Dataset records:
• • •

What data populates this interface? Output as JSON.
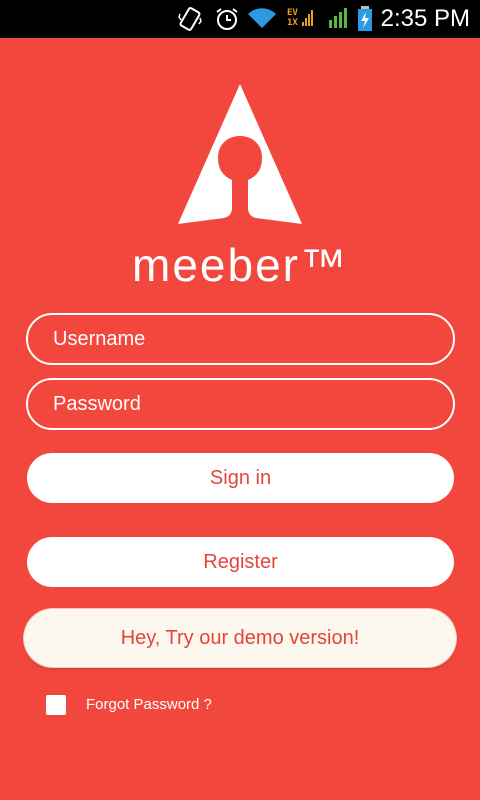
{
  "status_bar": {
    "time": "2:35 PM",
    "network_label_top": "EV",
    "network_label_bottom": "1X",
    "icons": [
      "vibrate-icon",
      "alarm-icon",
      "wifi-icon",
      "signal-icon",
      "battery-charging-icon"
    ]
  },
  "app": {
    "brand": "meeber™",
    "accent_color": "#f2473c"
  },
  "form": {
    "username_placeholder": "Username",
    "password_placeholder": "Password"
  },
  "buttons": {
    "sign_in": "Sign in",
    "register": "Register",
    "demo": "Hey, Try our demo version!"
  },
  "forgot": {
    "label": "Forgot Password ?",
    "checked": false
  }
}
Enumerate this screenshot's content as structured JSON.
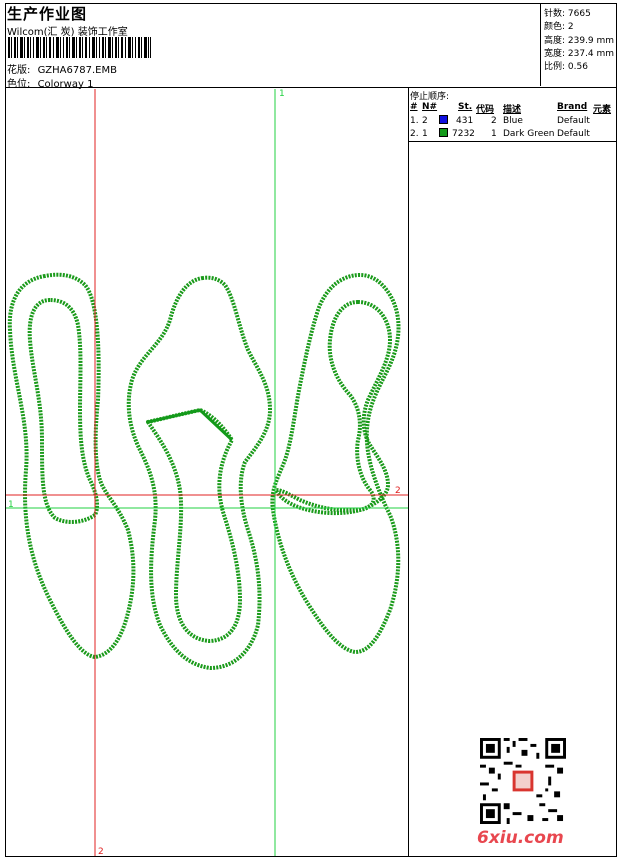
{
  "header": {
    "title": "生产作业图",
    "subtitle": "Wilcom(汇 炭) 装饰工作室",
    "design_label": "花版:",
    "design_value": "GZHA6787.EMB",
    "colorway_label": "色位:",
    "colorway_value": "Colorway 1"
  },
  "stats": {
    "stitches": "针数: 7665",
    "colors": "颜色: 2",
    "height": "高度: 239.9 mm",
    "width": "宽度: 237.4 mm",
    "scale": "比例: 0.56"
  },
  "stop_sequence": {
    "heading": "停止顺序:",
    "columns": [
      "#",
      "N#",
      "St.",
      "代码",
      "描述",
      "Brand",
      "元素"
    ],
    "rows": [
      {
        "index": "1.",
        "needle": "2",
        "stitches": "431",
        "code": "2",
        "desc": "Blue",
        "brand": "Default",
        "color": "#1010e0"
      },
      {
        "index": "2.",
        "needle": "1",
        "stitches": "7232",
        "code": "1",
        "desc": "Dark Green",
        "brand": "Default",
        "color": "#139a1a"
      }
    ]
  },
  "guides": {
    "red_v_label": "2",
    "red_h_label": "2",
    "green_v_label": "1",
    "green_h_label": "1"
  },
  "watermark": {
    "site": "6xiu.com"
  },
  "colors": {
    "stitch_green": "#1a9a1a",
    "guide_red": "#e02020",
    "guide_green": "#20d040"
  }
}
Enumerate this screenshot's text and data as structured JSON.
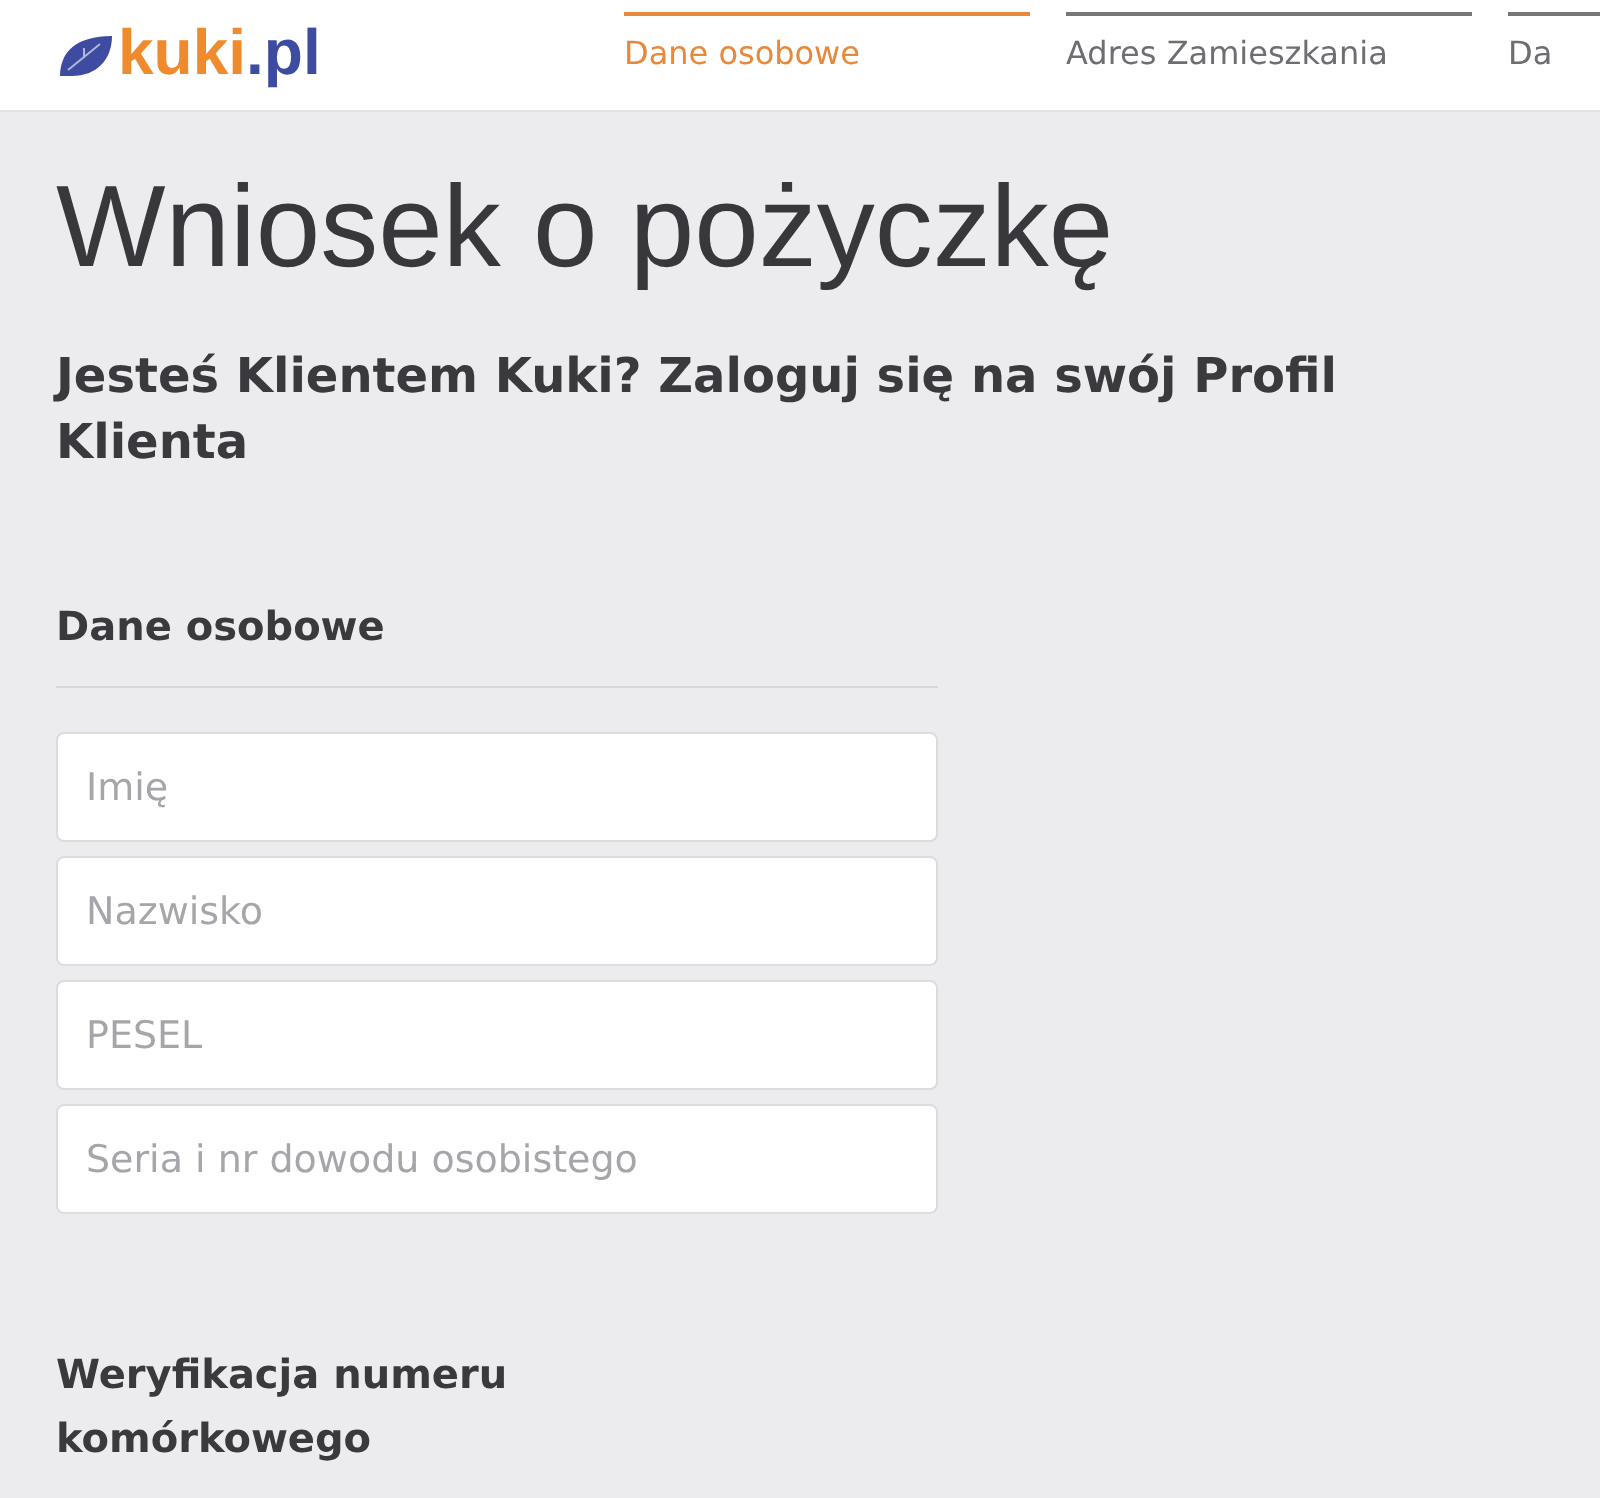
{
  "header": {
    "logo": {
      "brand": "kuki",
      "domain": ".pl"
    },
    "steps": [
      {
        "label": "Dane osobowe",
        "selected": true
      },
      {
        "label": "Adres Zamieszkania",
        "selected": false
      },
      {
        "label": "Da",
        "selected": false
      }
    ]
  },
  "title": "Wniosek o pożyczkę",
  "login_prompt": "Jesteś Klientem Kuki? Zaloguj się na swój Profil Klienta",
  "sections": [
    {
      "heading": "Dane osobowe",
      "fields": [
        {
          "placeholder": "Imię"
        },
        {
          "placeholder": "Nazwisko"
        },
        {
          "placeholder": "PESEL"
        },
        {
          "placeholder": "Seria i nr dowodu osobistego"
        }
      ]
    },
    {
      "heading": "Weryfikacja numeru komórkowego"
    }
  ]
}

• • •

◆ Exercise details
Exclude all pictures and reproduce verbatim the lines running from the line that contains "Enumerate this screenshot's text" to the end of the data above, both ends included.

◆ Solution to this exercise
Enumerate this screenshot's text and data as structured JSON.
{
  "header": {
    "logo": {
      "brand": "kuki",
      "domain": ".pl"
    },
    "steps": [
      {
        "label": "Dane osobowe",
        "selected": true
      },
      {
        "label": "Adres Zamieszkania",
        "selected": false
      },
      {
        "label": "Da",
        "selected": false
      }
    ]
  },
  "title": "Wniosek o pożyczkę",
  "login_prompt": "Jesteś Klientem Kuki? Zaloguj się na swój Profil Klienta",
  "sections": [
    {
      "heading": "Dane osobowe",
      "fields": [
        {
          "placeholder": "Imię"
        },
        {
          "placeholder": "Nazwisko"
        },
        {
          "placeholder": "PESEL"
        },
        {
          "placeholder": "Seria i nr dowodu osobistego"
        }
      ]
    },
    {
      "heading": "Weryfikacja numeru komórkowego"
    }
  ]
}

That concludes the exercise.